WHAT YOU ARE ASKED TO DO
Read the entries below and pull out each line with the string "text".

--- --- ---

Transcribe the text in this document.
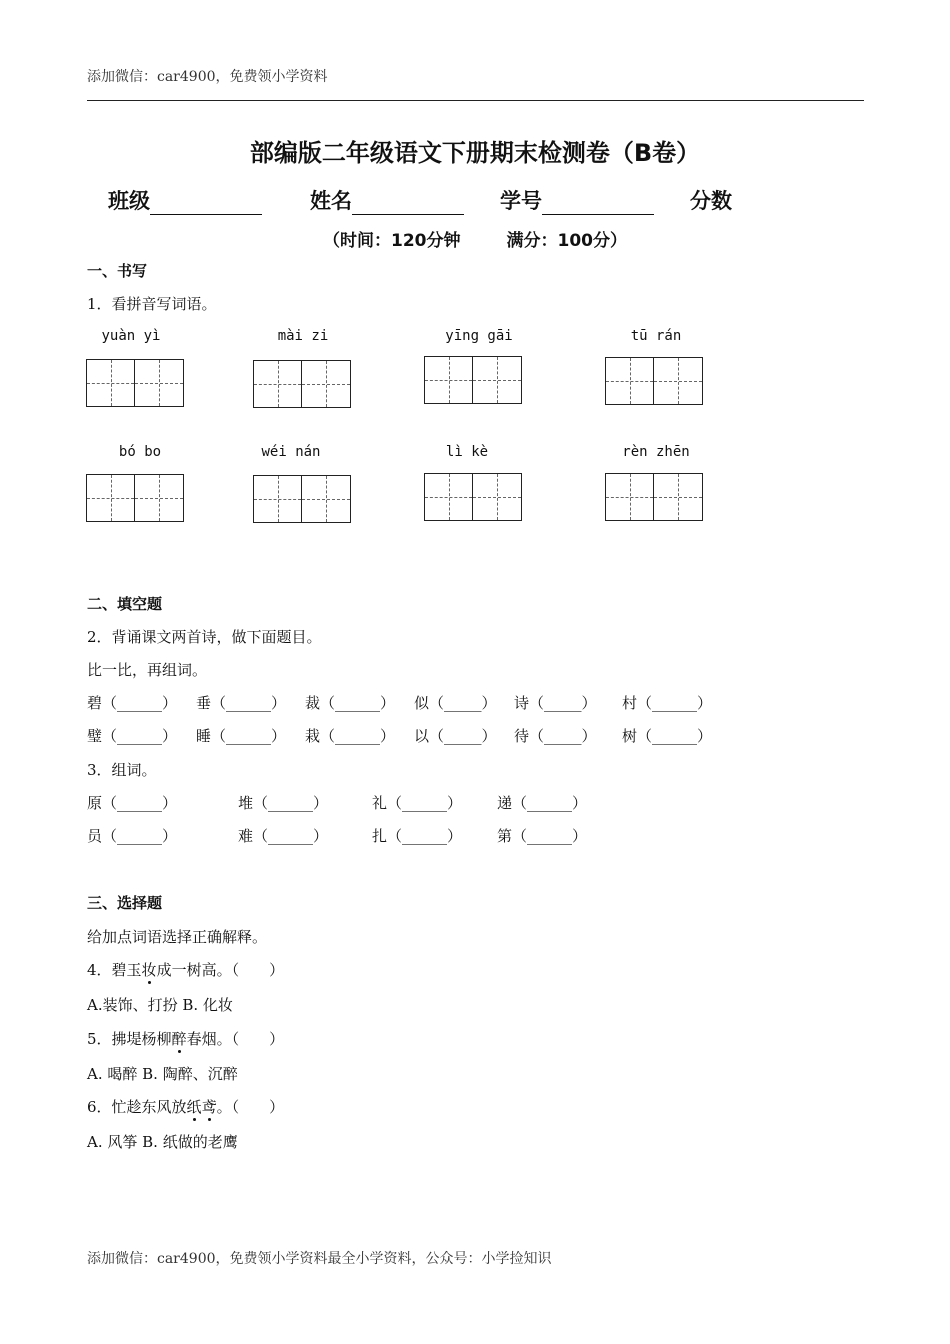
添加微信：car4900，免费领小学资料
部编版二年级语文下册期末检测卷（B卷）
班级	姓名	学号	分数
（时间：120分钟	满分：100分）
一、书写
1．看拼音写词语。
yuàn yì	mài zi	yīng gāi	tū rán
bó bo	wéi nán	lì kè	rèn zhēn
二、填空题
2．背诵课文两首诗，做下面题目。
比一比，再组词。
碧（______） 垂（______） 裁（______） 似（_____） 诗（_____） 村（______）
璧（______） 睡（______） 栽（______） 以（_____） 待（_____） 树（______）
3．组词。
原（______）	堆（______）	礼（______） 递（______）
员（______）	难（______）	扎（______） 第（______）
三、选择题
给加点词语选择正确解释。
4．碧玉妆成一树高。（　　）
A.装饰、打扮 B. 化妆
5．拂堤杨柳醉春烟。（　　）
A. 喝醉 B. 陶醉、沉醉
6．忙趁东风放纸鸢。（　　）
A. 风筝 B. 纸做的老鹰
添加微信：car4900，免费领小学资料最全小学资料，公众号：小学捡知识
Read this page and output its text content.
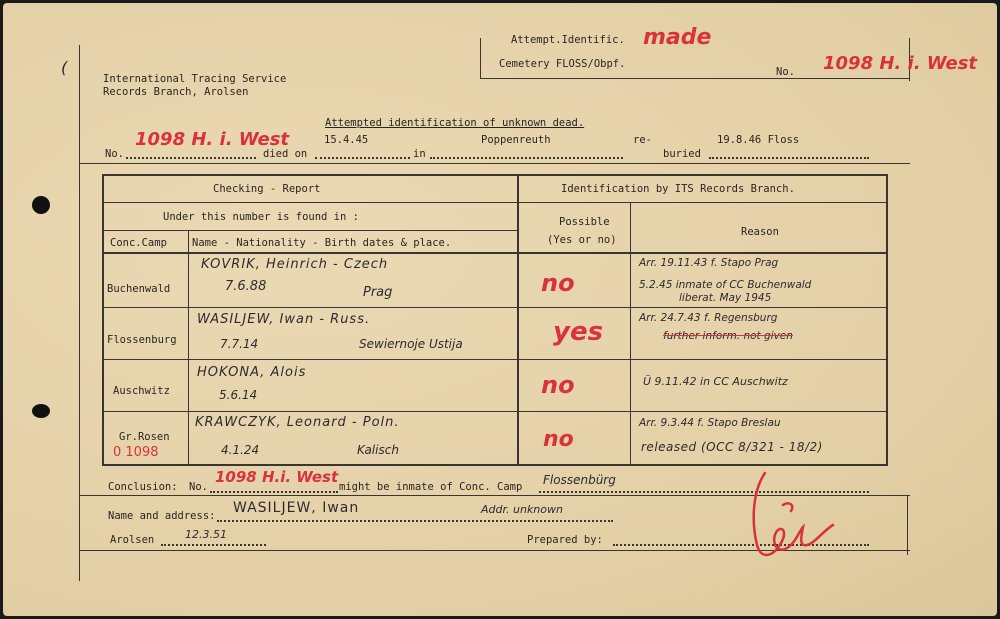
(
International Tracing Service
Records Branch, Arolsen
Attempt.Identific. made
Cemetery FLOSS/Obpf.
No. 1098 H. i. West
Attempted identification of unknown dead.
No.
1098 H. i. West
died on
15.4.45
in
Poppenreuth	re-
buried
19.8.46 Floss
Checking - Report
Under this number is found in :
Conc.Camp Name - Nationality - Birth dates & place.
Identification by ITS Records Branch.
Possible
(Yes or no)
Reason
Buchenwald
KOVRIK, Heinrich - Czech
7.6.88	Prag	no
Arr. 19.11.43 f. Stapo Prag
5.2.45 inmate of CC Buchenwald
liberat. May 1945
Flossenburg
WASILJEW, Iwan - Russ.
7.7.14	Sewiernoje Ustija	yes	Arr. 24.7.43 f. Regensburg
further inform. not given
Auschwitz
HOKONA, Alois
5.6.14	no	Ü 9.11.42 in CC Auschwitz
Gr.Rosen
0 1098
KRAWCZYK, Leonard - Poln.
4.1.24	Kalisch	no
Arr. 9.3.44 f. Stapo Breslau
released (OCC 8/321 - 18/2)
Conclusion: No.
1098 H.i. West
might be inmate of Conc. Camp Flossenbürg
Name and address: WASILJEW, Iwan	Addr. unknown
Arolsen	12.3.51	Prepared by:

--- --- ---

SOLUTION FOR THIS EXERCISE
Transcribe the text in this document.
Read this page and output its text content.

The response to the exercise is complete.